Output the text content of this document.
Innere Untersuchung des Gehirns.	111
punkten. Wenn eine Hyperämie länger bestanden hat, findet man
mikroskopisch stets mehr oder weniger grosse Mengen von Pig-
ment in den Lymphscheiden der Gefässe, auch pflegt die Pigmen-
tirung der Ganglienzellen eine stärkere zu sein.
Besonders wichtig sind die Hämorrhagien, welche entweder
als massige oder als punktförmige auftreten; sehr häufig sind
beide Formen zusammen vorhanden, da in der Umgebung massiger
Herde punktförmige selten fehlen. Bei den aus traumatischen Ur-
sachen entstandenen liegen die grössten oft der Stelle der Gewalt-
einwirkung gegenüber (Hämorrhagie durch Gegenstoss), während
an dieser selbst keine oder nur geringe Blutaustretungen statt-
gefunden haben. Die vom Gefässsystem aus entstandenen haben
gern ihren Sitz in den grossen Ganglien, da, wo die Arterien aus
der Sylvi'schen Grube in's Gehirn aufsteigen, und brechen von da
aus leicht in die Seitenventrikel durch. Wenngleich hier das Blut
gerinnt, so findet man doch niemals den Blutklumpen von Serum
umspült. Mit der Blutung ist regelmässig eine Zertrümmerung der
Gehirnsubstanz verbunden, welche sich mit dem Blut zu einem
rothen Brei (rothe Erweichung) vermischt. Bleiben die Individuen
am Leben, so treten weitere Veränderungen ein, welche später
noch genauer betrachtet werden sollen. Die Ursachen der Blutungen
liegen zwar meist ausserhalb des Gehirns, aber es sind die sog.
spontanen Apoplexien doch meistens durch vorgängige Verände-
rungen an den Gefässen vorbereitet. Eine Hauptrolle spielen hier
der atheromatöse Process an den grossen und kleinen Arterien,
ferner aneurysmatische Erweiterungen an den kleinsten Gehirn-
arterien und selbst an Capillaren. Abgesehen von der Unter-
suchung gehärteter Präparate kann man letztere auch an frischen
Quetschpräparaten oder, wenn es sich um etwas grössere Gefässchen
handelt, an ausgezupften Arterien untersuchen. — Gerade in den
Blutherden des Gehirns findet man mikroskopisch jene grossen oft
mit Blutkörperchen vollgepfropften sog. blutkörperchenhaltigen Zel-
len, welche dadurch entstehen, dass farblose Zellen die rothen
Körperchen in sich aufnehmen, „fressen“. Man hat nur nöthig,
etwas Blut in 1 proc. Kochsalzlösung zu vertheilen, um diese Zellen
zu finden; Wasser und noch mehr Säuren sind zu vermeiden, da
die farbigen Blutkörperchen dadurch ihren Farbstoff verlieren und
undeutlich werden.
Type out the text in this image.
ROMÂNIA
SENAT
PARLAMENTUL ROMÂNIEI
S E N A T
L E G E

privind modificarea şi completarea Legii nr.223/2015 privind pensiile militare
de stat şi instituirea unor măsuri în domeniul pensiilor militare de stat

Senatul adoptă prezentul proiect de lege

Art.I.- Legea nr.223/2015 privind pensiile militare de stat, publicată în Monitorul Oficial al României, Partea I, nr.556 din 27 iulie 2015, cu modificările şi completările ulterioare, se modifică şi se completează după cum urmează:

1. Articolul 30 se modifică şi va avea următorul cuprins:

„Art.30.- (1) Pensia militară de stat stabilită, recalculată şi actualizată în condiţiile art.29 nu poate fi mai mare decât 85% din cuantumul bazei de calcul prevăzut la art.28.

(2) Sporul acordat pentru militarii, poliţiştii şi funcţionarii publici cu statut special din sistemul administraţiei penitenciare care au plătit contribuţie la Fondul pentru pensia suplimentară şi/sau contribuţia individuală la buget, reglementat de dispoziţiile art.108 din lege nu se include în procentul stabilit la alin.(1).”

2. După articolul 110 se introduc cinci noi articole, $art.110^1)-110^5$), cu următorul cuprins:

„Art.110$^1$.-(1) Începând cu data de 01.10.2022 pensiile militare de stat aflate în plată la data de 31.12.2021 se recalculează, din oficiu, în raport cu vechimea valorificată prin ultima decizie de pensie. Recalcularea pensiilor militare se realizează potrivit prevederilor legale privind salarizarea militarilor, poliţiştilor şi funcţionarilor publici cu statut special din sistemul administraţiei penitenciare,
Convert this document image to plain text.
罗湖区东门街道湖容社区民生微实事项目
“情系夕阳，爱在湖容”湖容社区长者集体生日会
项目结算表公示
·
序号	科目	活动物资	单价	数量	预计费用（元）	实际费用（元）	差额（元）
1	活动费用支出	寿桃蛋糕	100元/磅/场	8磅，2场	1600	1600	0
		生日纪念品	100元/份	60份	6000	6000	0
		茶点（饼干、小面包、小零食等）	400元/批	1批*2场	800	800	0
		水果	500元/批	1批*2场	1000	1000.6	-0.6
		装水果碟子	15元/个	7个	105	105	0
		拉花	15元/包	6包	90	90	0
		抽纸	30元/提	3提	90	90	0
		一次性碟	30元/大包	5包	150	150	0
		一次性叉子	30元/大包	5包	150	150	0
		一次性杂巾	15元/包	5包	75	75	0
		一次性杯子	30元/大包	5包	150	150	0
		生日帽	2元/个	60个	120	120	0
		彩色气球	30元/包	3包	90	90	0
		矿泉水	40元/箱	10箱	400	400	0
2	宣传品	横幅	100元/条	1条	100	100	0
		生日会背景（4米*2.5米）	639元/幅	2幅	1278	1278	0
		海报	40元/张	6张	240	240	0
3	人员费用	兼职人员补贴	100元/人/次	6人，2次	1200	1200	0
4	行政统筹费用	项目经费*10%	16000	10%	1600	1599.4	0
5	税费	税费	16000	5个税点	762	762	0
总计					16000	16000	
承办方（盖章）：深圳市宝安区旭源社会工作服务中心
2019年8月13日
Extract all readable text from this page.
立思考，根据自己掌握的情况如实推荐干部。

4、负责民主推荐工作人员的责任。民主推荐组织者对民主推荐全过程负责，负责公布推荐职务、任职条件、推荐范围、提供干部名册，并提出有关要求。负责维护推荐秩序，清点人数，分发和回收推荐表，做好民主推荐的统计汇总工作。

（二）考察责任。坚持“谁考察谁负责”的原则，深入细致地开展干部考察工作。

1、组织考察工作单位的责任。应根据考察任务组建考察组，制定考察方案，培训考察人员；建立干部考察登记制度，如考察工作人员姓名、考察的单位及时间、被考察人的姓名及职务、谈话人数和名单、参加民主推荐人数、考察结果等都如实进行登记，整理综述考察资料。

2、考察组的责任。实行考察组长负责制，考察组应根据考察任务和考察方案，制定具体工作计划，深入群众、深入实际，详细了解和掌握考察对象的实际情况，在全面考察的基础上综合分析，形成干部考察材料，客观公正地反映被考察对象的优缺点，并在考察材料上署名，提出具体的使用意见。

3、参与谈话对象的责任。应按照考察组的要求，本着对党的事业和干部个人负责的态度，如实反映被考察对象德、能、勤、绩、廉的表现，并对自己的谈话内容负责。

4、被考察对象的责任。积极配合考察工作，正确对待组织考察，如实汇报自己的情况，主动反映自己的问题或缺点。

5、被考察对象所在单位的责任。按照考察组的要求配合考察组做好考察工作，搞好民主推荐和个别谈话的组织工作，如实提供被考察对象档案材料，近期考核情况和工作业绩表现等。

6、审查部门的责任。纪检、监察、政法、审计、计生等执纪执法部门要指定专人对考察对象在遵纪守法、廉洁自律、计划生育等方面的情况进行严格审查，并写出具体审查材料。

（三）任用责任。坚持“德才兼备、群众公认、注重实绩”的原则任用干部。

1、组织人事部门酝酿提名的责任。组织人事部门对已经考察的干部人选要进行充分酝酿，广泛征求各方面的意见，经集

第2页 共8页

##############################

From the line that contains "Extract all readable text from this page." down to the last line of the listing above, repeat each line exactly, and include nothing else.

Extract all readable text from this page.
立思考，根据自己掌握的情况如实推荐干部。

4、负责民主推荐工作人员的责任。民主推荐组织者对民主推荐全过程负责，负责公布推荐职务、任职条件、推荐范围、提供干部名册，并提出有关要求。负责维护推荐秩序，清点人数，分发和回收推荐表，做好民主推荐的统计汇总工作。

（二）考察责任。坚持“谁考察谁负责”的原则，深入细致地开展干部考察工作。

1、组织考察工作单位的责任。应根据考察任务组建考察组，制定考察方案，培训考察人员；建立干部考察登记制度，如考察工作人员姓名、考察的单位及时间、被考察人的姓名及职务、谈话人数和名单、参加民主推荐人数、考察结果等都如实进行登记，整理综述考察资料。

2、考察组的责任。实行考察组长负责制，考察组应根据考察任务和考察方案，制定具体工作计划，深入群众、深入实际，详细了解和掌握考察对象的实际情况，在全面考察的基础上综合分析，形成干部考察材料，客观公正地反映被考察对象的优缺点，并在考察材料上署名，提出具体的使用意见。

3、参与谈话对象的责任。应按照考察组的要求，本着对党的事业和干部个人负责的态度，如实反映被考察对象德、能、勤、绩、廉的表现，并对自己的谈话内容负责。

4、被考察对象的责任。积极配合考察工作，正确对待组织考察，如实汇报自己的情况，主动反映自己的问题或缺点。

5、被考察对象所在单位的责任。按照考察组的要求配合考察组做好考察工作，搞好民主推荐和个别谈话的组织工作，如实提供被考察对象档案材料，近期考核情况和工作业绩表现等。

6、审查部门的责任。纪检、监察、政法、审计、计生等执纪执法部门要指定专人对考察对象在遵纪守法、廉洁自律、计划生育等方面的情况进行严格审查，并写出具体审查材料。

（三）任用责任。坚持“德才兼备、群众公认、注重实绩”的原则任用干部。

1、组织人事部门酝酿提名的责任。组织人事部门对已经考察的干部人选要进行充分酝酿，广泛征求各方面的意见，经集

第2页 共8页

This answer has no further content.